───── Data excerpts

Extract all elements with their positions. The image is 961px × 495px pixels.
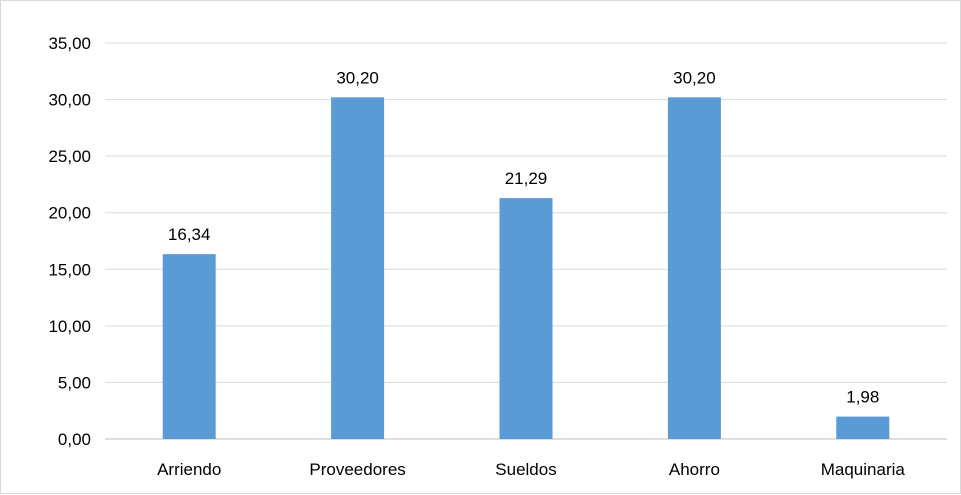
data-label: 21,29 [505, 169, 548, 188]
bars [162, 97, 890, 440]
y-tick-label: 20,00 [48, 204, 91, 223]
category-label: Arriendo [157, 460, 221, 479]
category-label: Maquinaria [821, 460, 906, 479]
bar-ahorro [667, 97, 721, 440]
y-tick-label: 30,00 [48, 91, 91, 110]
y-tick-label: 0,00 [58, 430, 91, 449]
y-axis-tick-labels: 0,00 5,00 10,00 15,00 20,00 25,00 30,00 35,00 [48, 34, 91, 449]
bar-maquinaria [836, 416, 890, 439]
category-label: Proveedores [309, 460, 405, 479]
y-tick-label: 5,00 [58, 373, 91, 392]
y-tick-label: 15,00 [48, 260, 91, 279]
data-label: 30,20 [673, 68, 716, 87]
category-label: Sueldos [495, 460, 556, 479]
x-axis-category-labels: Arriendo Proveedores Sueldos Ahorro Maquinar… [157, 460, 905, 479]
bar-sueldos [499, 198, 553, 439]
data-label: 1,98 [846, 388, 879, 407]
bar-proveedores [331, 97, 385, 440]
y-tick-label: 10,00 [48, 317, 91, 336]
y-tick-label: 35,00 [48, 34, 91, 53]
data-label: 16,34 [168, 225, 211, 244]
data-labels: 16,34 30,20 21,29 30,20 1,98 [168, 68, 879, 406]
category-label: Ahorro [669, 460, 720, 479]
data-label: 30,20 [336, 68, 379, 87]
bar-arriendo [162, 254, 216, 439]
y-tick-label: 25,00 [48, 147, 91, 166]
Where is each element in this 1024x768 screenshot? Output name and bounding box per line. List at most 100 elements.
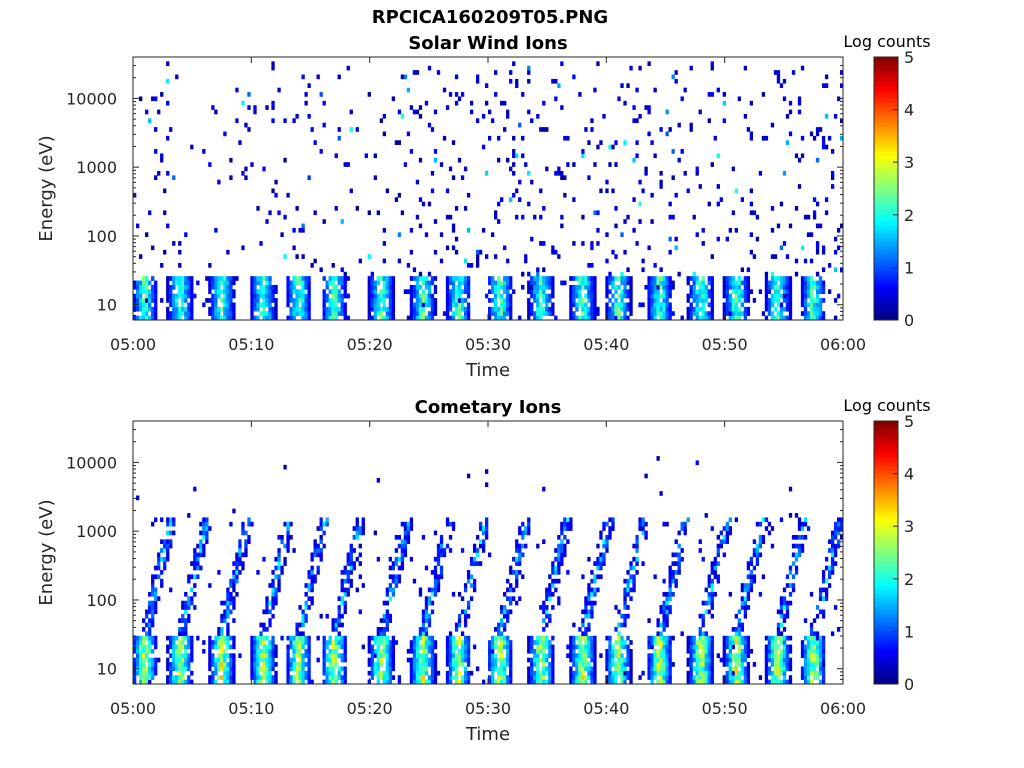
heatmap-cell (617, 302, 621, 308)
heatmap-cell (614, 315, 618, 321)
heatmap-cell (770, 122, 775, 128)
heatmap-cell (334, 276, 338, 281)
heatmap-cell (734, 315, 738, 321)
heatmap-cell (626, 670, 630, 676)
heatmap-cell (554, 170, 558, 176)
heatmap-cell (238, 548, 242, 553)
heatmap-cell (557, 556, 561, 562)
colorbar-segment (874, 176, 898, 181)
heatmap-cell (668, 293, 672, 299)
heatmap-cell (145, 657, 149, 663)
heatmap-cell (572, 293, 576, 299)
heatmap-cell (163, 543, 167, 549)
heatmap-cell (373, 530, 377, 536)
heatmap-cell (635, 118, 639, 124)
heatmap-cell (463, 258, 468, 264)
heatmap-cell (494, 662, 498, 667)
heatmap-cell (518, 122, 522, 128)
heatmap-cell (728, 591, 732, 597)
heatmap-cell (460, 596, 465, 602)
heatmap-cell (806, 644, 811, 650)
heatmap-cell (728, 679, 732, 685)
heatmap-cell (590, 263, 594, 268)
heatmap-cell (701, 600, 705, 606)
heatmap-cell (454, 675, 459, 680)
heatmap-cell (328, 640, 332, 645)
heatmap-cell (256, 293, 260, 299)
heatmap-cell (626, 653, 630, 658)
heatmap-cell (671, 662, 675, 667)
heatmap-cell (229, 670, 233, 676)
heatmap-cell (172, 293, 176, 299)
heatmap-cell (725, 284, 729, 290)
heatmap-cell (406, 315, 411, 321)
heatmap-cell (665, 662, 669, 667)
heatmap-cell (172, 644, 176, 650)
heatmap-cell (271, 118, 275, 124)
heatmap-cell (509, 609, 513, 615)
heatmap-cell (463, 583, 468, 588)
heatmap-cell (445, 675, 450, 680)
heatmap-cell (469, 100, 474, 106)
heatmap-cell (421, 679, 426, 685)
heatmap-cell (821, 675, 826, 680)
x-tick-label: 06:00 (820, 699, 866, 718)
heatmap-cell (151, 276, 155, 281)
heatmap-cell (746, 605, 751, 610)
heatmap-cell (497, 670, 501, 676)
colorbar-segment (874, 568, 898, 574)
heatmap-cell (746, 640, 751, 645)
heatmap-cell (157, 556, 161, 562)
heatmap-cell (623, 679, 627, 685)
heatmap-cell (578, 644, 582, 650)
heatmap-cell (563, 543, 567, 549)
heatmap-cell (430, 666, 435, 672)
heatmap-cell (298, 311, 302, 316)
heatmap-cell (472, 587, 477, 593)
heatmap-cell (295, 627, 299, 632)
heatmap-cell (623, 289, 627, 294)
heatmap-cell (821, 613, 826, 619)
heatmap-cell (566, 517, 570, 523)
heatmap-cell (596, 556, 600, 562)
heatmap-cell (587, 140, 591, 145)
heatmap-cell (710, 591, 714, 597)
heatmap-cell (725, 539, 729, 545)
heatmap-cell (539, 276, 543, 281)
heatmap-cell (265, 657, 269, 663)
heatmap-cell (644, 284, 648, 290)
heatmap-cell (433, 556, 438, 562)
heatmap-cell (256, 648, 260, 654)
heatmap-cell (773, 254, 778, 259)
heatmap-cell (779, 311, 784, 316)
heatmap-cell (157, 657, 161, 663)
heatmap-cell (608, 298, 612, 303)
heatmap-cell (271, 570, 275, 575)
heatmap-cell (710, 61, 714, 67)
heatmap-cell (593, 280, 597, 286)
heatmap-cell (265, 635, 269, 641)
heatmap-cell (445, 289, 450, 294)
heatmap-cell (626, 302, 630, 308)
heatmap-cell (776, 298, 781, 303)
heatmap-cell (424, 100, 429, 106)
heatmap-cell (175, 675, 179, 680)
heatmap-cell (334, 648, 338, 654)
heatmap-cell (704, 600, 708, 606)
heatmap-cell (232, 679, 236, 685)
heatmap-cell (481, 548, 486, 553)
heatmap-cell (307, 298, 311, 303)
heatmap-cell (806, 526, 811, 531)
heatmap-cell (659, 609, 663, 615)
heatmap-cell (803, 258, 808, 264)
heatmap-cell (445, 214, 450, 220)
heatmap-cell (710, 587, 714, 593)
heatmap-cell (716, 201, 720, 207)
heatmap-cell (445, 657, 450, 663)
heatmap-cell (166, 289, 170, 294)
heatmap-cell (512, 289, 516, 294)
heatmap-cell (803, 517, 808, 523)
heatmap-cell (578, 280, 582, 286)
heatmap-cell (322, 293, 326, 299)
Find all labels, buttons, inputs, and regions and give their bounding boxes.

──────────

What is needed -
Reproduce every record above verbatim, line for line, and leave out the pictures.

Solution -
Extract all elements with their positions. The image is 961px × 495px pixels.
data-label: 21,29 [505, 169, 548, 188]
bars [162, 97, 890, 440]
y-tick-label: 20,00 [48, 204, 91, 223]
category-label: Arriendo [157, 460, 221, 479]
category-label: Maquinaria [821, 460, 906, 479]
bar-ahorro [667, 97, 721, 440]
y-tick-label: 30,00 [48, 91, 91, 110]
y-tick-label: 0,00 [58, 430, 91, 449]
y-axis-tick-labels: 0,00 5,00 10,00 15,00 20,00 25,00 30,00 35,00 [48, 34, 91, 449]
bar-maquinaria [836, 416, 890, 439]
category-label: Proveedores [309, 460, 405, 479]
y-tick-label: 5,00 [58, 373, 91, 392]
y-tick-label: 15,00 [48, 260, 91, 279]
data-label: 30,20 [673, 68, 716, 87]
category-label: Sueldos [495, 460, 556, 479]
x-axis-category-labels: Arriendo Proveedores Sueldos Ahorro Maquinar… [157, 460, 905, 479]
bar-sueldos [499, 198, 553, 439]
data-label: 1,98 [846, 388, 879, 407]
bar-proveedores [331, 97, 385, 440]
y-tick-label: 10,00 [48, 317, 91, 336]
y-tick-label: 35,00 [48, 34, 91, 53]
data-label: 16,34 [168, 225, 211, 244]
data-labels: 16,34 30,20 21,29 30,20 1,98 [168, 68, 879, 406]
category-label: Ahorro [669, 460, 720, 479]
data-label: 30,20 [336, 68, 379, 87]
bar-arriendo [162, 254, 216, 439]
y-tick-label: 25,00 [48, 147, 91, 166]
Where is each element in this 1024x768 screenshot? Output name and bounding box per line. List at most 100 elements.
heatmap-cell (617, 302, 621, 308)
heatmap-cell (614, 315, 618, 321)
heatmap-cell (770, 122, 775, 128)
heatmap-cell (334, 276, 338, 281)
heatmap-cell (734, 315, 738, 321)
heatmap-cell (626, 670, 630, 676)
heatmap-cell (554, 170, 558, 176)
heatmap-cell (238, 548, 242, 553)
heatmap-cell (557, 556, 561, 562)
colorbar-segment (874, 176, 898, 181)
heatmap-cell (668, 293, 672, 299)
heatmap-cell (145, 657, 149, 663)
heatmap-cell (572, 293, 576, 299)
heatmap-cell (163, 543, 167, 549)
heatmap-cell (373, 530, 377, 536)
heatmap-cell (635, 118, 639, 124)
heatmap-cell (463, 258, 468, 264)
heatmap-cell (494, 662, 498, 667)
heatmap-cell (518, 122, 522, 128)
heatmap-cell (728, 591, 732, 597)
heatmap-cell (460, 596, 465, 602)
heatmap-cell (806, 644, 811, 650)
heatmap-cell (728, 679, 732, 685)
heatmap-cell (590, 263, 594, 268)
heatmap-cell (701, 600, 705, 606)
heatmap-cell (454, 675, 459, 680)
heatmap-cell (328, 640, 332, 645)
heatmap-cell (256, 293, 260, 299)
heatmap-cell (626, 653, 630, 658)
heatmap-cell (671, 662, 675, 667)
heatmap-cell (229, 670, 233, 676)
heatmap-cell (172, 293, 176, 299)
heatmap-cell (725, 284, 729, 290)
heatmap-cell (406, 315, 411, 321)
heatmap-cell (665, 662, 669, 667)
heatmap-cell (172, 644, 176, 650)
heatmap-cell (271, 118, 275, 124)
heatmap-cell (509, 609, 513, 615)
heatmap-cell (463, 583, 468, 588)
heatmap-cell (445, 675, 450, 680)
heatmap-cell (469, 100, 474, 106)
heatmap-cell (421, 679, 426, 685)
heatmap-cell (821, 675, 826, 680)
x-tick-label: 06:00 (820, 699, 866, 718)
heatmap-cell (151, 276, 155, 281)
heatmap-cell (746, 605, 751, 610)
heatmap-cell (497, 670, 501, 676)
colorbar-segment (874, 568, 898, 574)
heatmap-cell (746, 640, 751, 645)
heatmap-cell (157, 556, 161, 562)
heatmap-cell (623, 679, 627, 685)
heatmap-cell (578, 644, 582, 650)
heatmap-cell (563, 543, 567, 549)
heatmap-cell (430, 666, 435, 672)
heatmap-cell (298, 311, 302, 316)
heatmap-cell (472, 587, 477, 593)
heatmap-cell (295, 627, 299, 632)
heatmap-cell (623, 289, 627, 294)
heatmap-cell (821, 613, 826, 619)
heatmap-cell (566, 517, 570, 523)
heatmap-cell (596, 556, 600, 562)
heatmap-cell (587, 140, 591, 145)
heatmap-cell (710, 591, 714, 597)
heatmap-cell (725, 539, 729, 545)
heatmap-cell (539, 276, 543, 281)
heatmap-cell (265, 657, 269, 663)
heatmap-cell (644, 284, 648, 290)
heatmap-cell (433, 556, 438, 562)
heatmap-cell (256, 648, 260, 654)
heatmap-cell (773, 254, 778, 259)
heatmap-cell (779, 311, 784, 316)
heatmap-cell (157, 657, 161, 663)
heatmap-cell (608, 298, 612, 303)
heatmap-cell (271, 570, 275, 575)
heatmap-cell (710, 61, 714, 67)
heatmap-cell (593, 280, 597, 286)
heatmap-cell (265, 635, 269, 641)
heatmap-cell (445, 289, 450, 294)
heatmap-cell (626, 302, 630, 308)
heatmap-cell (776, 298, 781, 303)
heatmap-cell (424, 100, 429, 106)
heatmap-cell (175, 675, 179, 680)
heatmap-cell (334, 648, 338, 654)
heatmap-cell (704, 600, 708, 606)
heatmap-cell (232, 679, 236, 685)
heatmap-cell (481, 548, 486, 553)
heatmap-cell (307, 298, 311, 303)
heatmap-cell (806, 526, 811, 531)
heatmap-cell (659, 609, 663, 615)
heatmap-cell (803, 258, 808, 264)
heatmap-cell (445, 214, 450, 220)
heatmap-cell (710, 587, 714, 593)
heatmap-cell (716, 201, 720, 207)
heatmap-cell (445, 657, 450, 663)
heatmap-cell (166, 289, 170, 294)
heatmap-cell (512, 289, 516, 294)
heatmap-cell (803, 517, 808, 523)
heatmap-cell (578, 280, 582, 286)
heatmap-cell (322, 293, 326, 299)
Find all labels, buttons, inputs, and regions and give their bounding boxes.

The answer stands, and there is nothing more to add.